Task to carry out - In the records below, pick out all lines containing the word "Cortex".

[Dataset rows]
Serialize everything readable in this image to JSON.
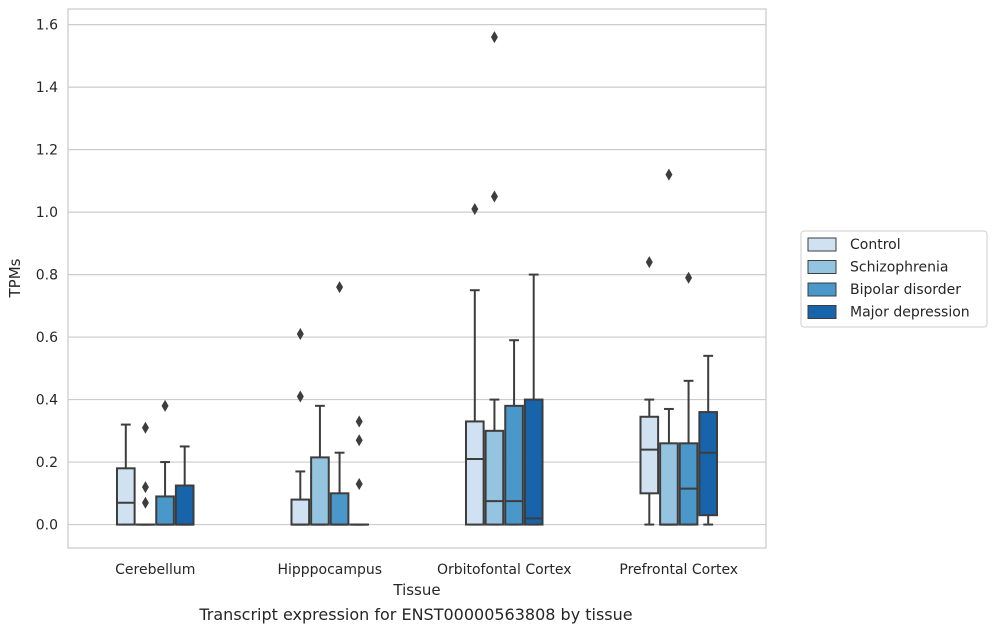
{
  "chart_data": {
    "type": "boxplot",
    "xlabel": "Tissue",
    "ylabel": "TPMs",
    "caption": "Transcript expression for ENST00000563808 by tissue",
    "ylim": [
      -0.075,
      1.65
    ],
    "yticks": [
      "0.0",
      "0.2",
      "0.4",
      "0.6",
      "0.8",
      "1.0",
      "1.2",
      "1.4",
      "1.6"
    ],
    "grid": true,
    "legend_position": "right",
    "categories": [
      "Cerebellum",
      "Hipppocampus",
      "Orbitofontal Cortex",
      "Prefrontal Cortex"
    ],
    "series": [
      {
        "name": "Control",
        "color": "#d0e1f2",
        "boxes": [
          {
            "whislo": 0.0,
            "q1": 0.0,
            "med": 0.07,
            "q3": 0.18,
            "whishi": 0.32,
            "fliers": []
          },
          {
            "whislo": 0.0,
            "q1": 0.0,
            "med": 0.0,
            "q3": 0.08,
            "whishi": 0.17,
            "fliers": [
              0.41,
              0.61
            ]
          },
          {
            "whislo": 0.0,
            "q1": 0.0,
            "med": 0.21,
            "q3": 0.33,
            "whishi": 0.75,
            "fliers": [
              1.01
            ]
          },
          {
            "whislo": 0.0,
            "q1": 0.1,
            "med": 0.24,
            "q3": 0.345,
            "whishi": 0.4,
            "fliers": [
              0.84
            ]
          }
        ]
      },
      {
        "name": "Schizophrenia",
        "color": "#94c4df",
        "boxes": [
          {
            "whislo": 0.0,
            "q1": 0.0,
            "med": 0.0,
            "q3": 0.0,
            "whishi": 0.0,
            "fliers": [
              0.07,
              0.12,
              0.31
            ]
          },
          {
            "whislo": 0.0,
            "q1": 0.0,
            "med": 0.0,
            "q3": 0.215,
            "whishi": 0.38,
            "fliers": []
          },
          {
            "whislo": 0.0,
            "q1": 0.0,
            "med": 0.075,
            "q3": 0.3,
            "whishi": 0.4,
            "fliers": [
              1.05,
              1.56
            ]
          },
          {
            "whislo": 0.0,
            "q1": 0.0,
            "med": 0.0,
            "q3": 0.26,
            "whishi": 0.37,
            "fliers": [
              1.12
            ]
          }
        ]
      },
      {
        "name": "Bipolar disorder",
        "color": "#4a98c9",
        "boxes": [
          {
            "whislo": 0.0,
            "q1": 0.0,
            "med": 0.0,
            "q3": 0.09,
            "whishi": 0.2,
            "fliers": [
              0.38
            ]
          },
          {
            "whislo": 0.0,
            "q1": 0.0,
            "med": 0.0,
            "q3": 0.1,
            "whishi": 0.23,
            "fliers": [
              0.76
            ]
          },
          {
            "whislo": 0.0,
            "q1": 0.0,
            "med": 0.075,
            "q3": 0.38,
            "whishi": 0.59,
            "fliers": []
          },
          {
            "whislo": 0.0,
            "q1": 0.0,
            "med": 0.115,
            "q3": 0.26,
            "whishi": 0.46,
            "fliers": [
              0.79
            ]
          }
        ]
      },
      {
        "name": "Major depression",
        "color": "#1764ab",
        "boxes": [
          {
            "whislo": 0.0,
            "q1": 0.0,
            "med": 0.0,
            "q3": 0.125,
            "whishi": 0.25,
            "fliers": []
          },
          {
            "whislo": 0.0,
            "q1": 0.0,
            "med": 0.0,
            "q3": 0.0,
            "whishi": 0.0,
            "fliers": [
              0.13,
              0.27,
              0.33
            ]
          },
          {
            "whislo": 0.0,
            "q1": 0.0,
            "med": 0.02,
            "q3": 0.4,
            "whishi": 0.8,
            "fliers": []
          },
          {
            "whislo": 0.0,
            "q1": 0.03,
            "med": 0.23,
            "q3": 0.36,
            "whishi": 0.54,
            "fliers": []
          }
        ]
      }
    ]
  }
}
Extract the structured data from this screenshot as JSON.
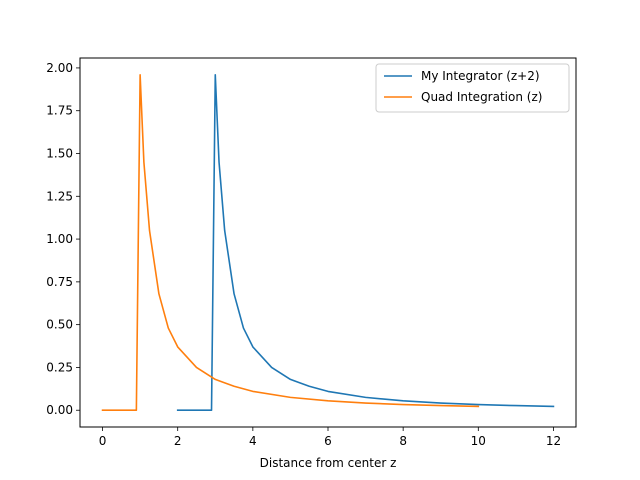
{
  "chart_data": {
    "type": "line",
    "title": "",
    "xlabel": "Distance from center z",
    "ylabel": "",
    "xlim": [
      -0.6,
      12.6
    ],
    "ylim": [
      -0.098,
      2.058
    ],
    "x_ticks": [
      0,
      2,
      4,
      6,
      8,
      10,
      12
    ],
    "x_tick_labels": [
      "0",
      "2",
      "4",
      "6",
      "8",
      "10",
      "12"
    ],
    "y_ticks": [
      0.0,
      0.25,
      0.5,
      0.75,
      1.0,
      1.25,
      1.5,
      1.75,
      2.0
    ],
    "y_tick_labels": [
      "0.00",
      "0.25",
      "0.50",
      "0.75",
      "1.00",
      "1.25",
      "1.50",
      "1.75",
      "2.00"
    ],
    "grid": false,
    "legend_position": "top-right",
    "series": [
      {
        "name": "My Integrator (z+2)",
        "color": "#1f77b4",
        "x": [
          2.0,
          2.9,
          3.0,
          3.1,
          3.25,
          3.5,
          3.75,
          4.0,
          4.5,
          5.0,
          5.5,
          6.0,
          7.0,
          8.0,
          9.0,
          10.0,
          11.0,
          12.0
        ],
        "y": [
          0.0,
          0.0,
          1.96,
          1.45,
          1.05,
          0.68,
          0.48,
          0.37,
          0.25,
          0.18,
          0.14,
          0.11,
          0.075,
          0.055,
          0.042,
          0.033,
          0.027,
          0.022
        ]
      },
      {
        "name": "Quad Integration (z)",
        "color": "#ff7f0e",
        "x": [
          0.0,
          0.9,
          1.0,
          1.1,
          1.25,
          1.5,
          1.75,
          2.0,
          2.5,
          3.0,
          3.5,
          4.0,
          5.0,
          6.0,
          7.0,
          8.0,
          9.0,
          10.0
        ],
        "y": [
          0.0,
          0.0,
          1.96,
          1.45,
          1.05,
          0.68,
          0.48,
          0.37,
          0.25,
          0.18,
          0.14,
          0.11,
          0.075,
          0.055,
          0.042,
          0.033,
          0.027,
          0.022
        ]
      }
    ]
  }
}
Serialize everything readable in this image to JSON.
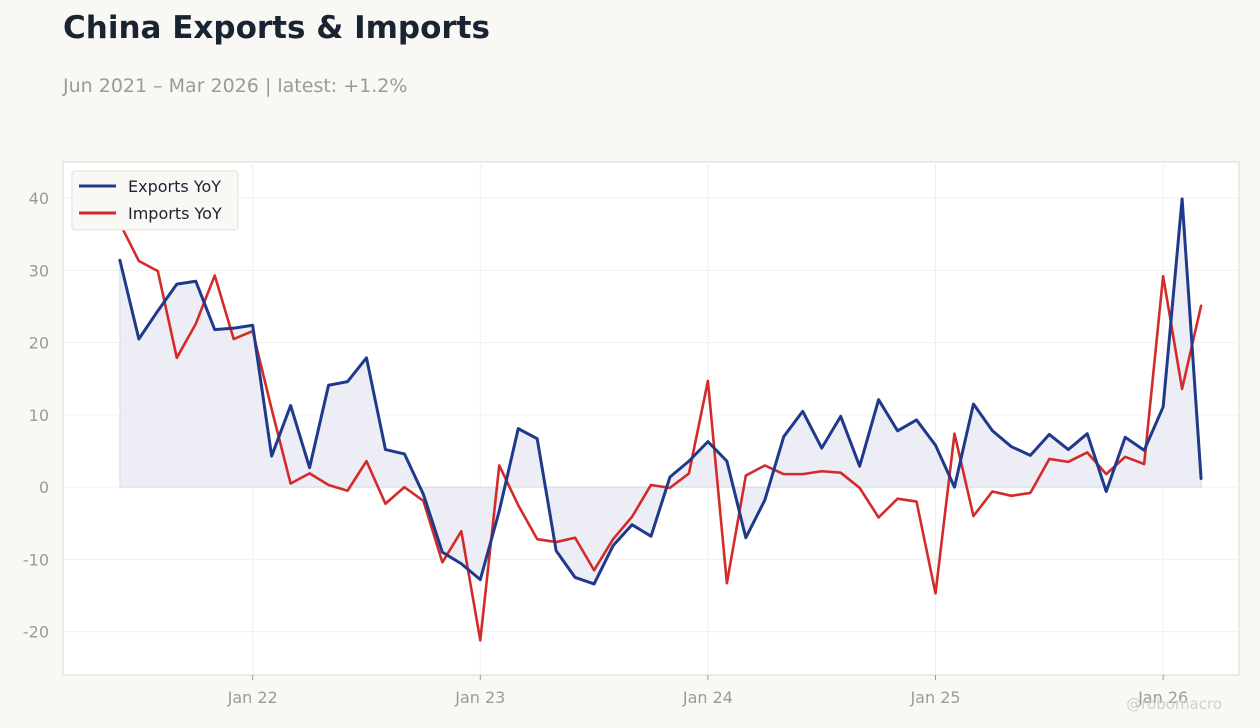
{
  "header": {
    "title": "China Exports & Imports",
    "subtitle": "Jun 2021 – Mar 2026 | latest: +1.2%"
  },
  "watermark": "@robomacro",
  "colors": {
    "exports": "#1f3a8a",
    "imports": "#d42a2a",
    "fill": "#e9eaf3",
    "grid": "#f0f0f0",
    "frame": "#dedad0"
  },
  "chart_data": {
    "type": "line",
    "x_start": "2021-06",
    "x_interval": "month",
    "xlim": [
      "2021-03",
      "2026-05"
    ],
    "ylim": [
      -26,
      45
    ],
    "x_ticks": [
      {
        "date": "2022-01",
        "label": "Jan 22"
      },
      {
        "date": "2023-01",
        "label": "Jan 23"
      },
      {
        "date": "2024-01",
        "label": "Jan 24"
      },
      {
        "date": "2025-01",
        "label": "Jan 25"
      },
      {
        "date": "2026-01",
        "label": "Jan 26"
      }
    ],
    "y_ticks": [
      -20,
      -10,
      0,
      10,
      20,
      30,
      40
    ],
    "y_tick_labels": [
      "-20",
      "-10",
      "0",
      "10",
      "20",
      "30",
      "40"
    ],
    "grid": true,
    "legend_position": "top-left",
    "area_fill_series": "Exports YoY",
    "series": [
      {
        "name": "Exports YoY",
        "values": [
          31.4,
          20.5,
          24.4,
          28.1,
          28.5,
          21.8,
          22.0,
          22.4,
          4.3,
          11.3,
          2.7,
          14.1,
          14.6,
          17.9,
          5.2,
          4.6,
          -1.0,
          -9.0,
          -10.6,
          -12.8,
          -3.3,
          8.1,
          6.7,
          -8.8,
          -12.5,
          -13.4,
          -8.1,
          -5.2,
          -6.8,
          1.4,
          3.6,
          6.3,
          3.6,
          -7.0,
          -1.8,
          7.0,
          10.5,
          5.4,
          9.8,
          2.9,
          12.1,
          7.8,
          9.3,
          5.8,
          0.0,
          11.5,
          7.8,
          5.6,
          4.4,
          7.3,
          5.2,
          7.4,
          -0.6,
          6.9,
          5.1,
          11.1,
          39.9,
          1.2
        ]
      },
      {
        "name": "Imports YoY",
        "values": [
          36.5,
          31.3,
          29.9,
          17.9,
          22.6,
          29.3,
          20.5,
          21.6,
          10.8,
          0.5,
          1.9,
          0.3,
          -0.5,
          3.6,
          -2.3,
          0.0,
          -1.9,
          -10.4,
          -6.1,
          -21.2,
          3.0,
          -2.5,
          -7.2,
          -7.6,
          -7.0,
          -11.5,
          -7.2,
          -4.1,
          0.3,
          -0.1,
          1.9,
          14.7,
          -13.3,
          1.6,
          3.0,
          1.8,
          1.8,
          2.2,
          2.0,
          -0.1,
          -4.2,
          -1.6,
          -2.0,
          -14.7,
          7.4,
          -4.0,
          -0.6,
          -1.2,
          -0.8,
          3.9,
          3.5,
          4.8,
          1.8,
          4.2,
          3.2,
          29.2,
          13.6,
          25.1
        ]
      }
    ]
  }
}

Final result -
      "Orbitofontal Cortex",
      "Prefrontal Cortex"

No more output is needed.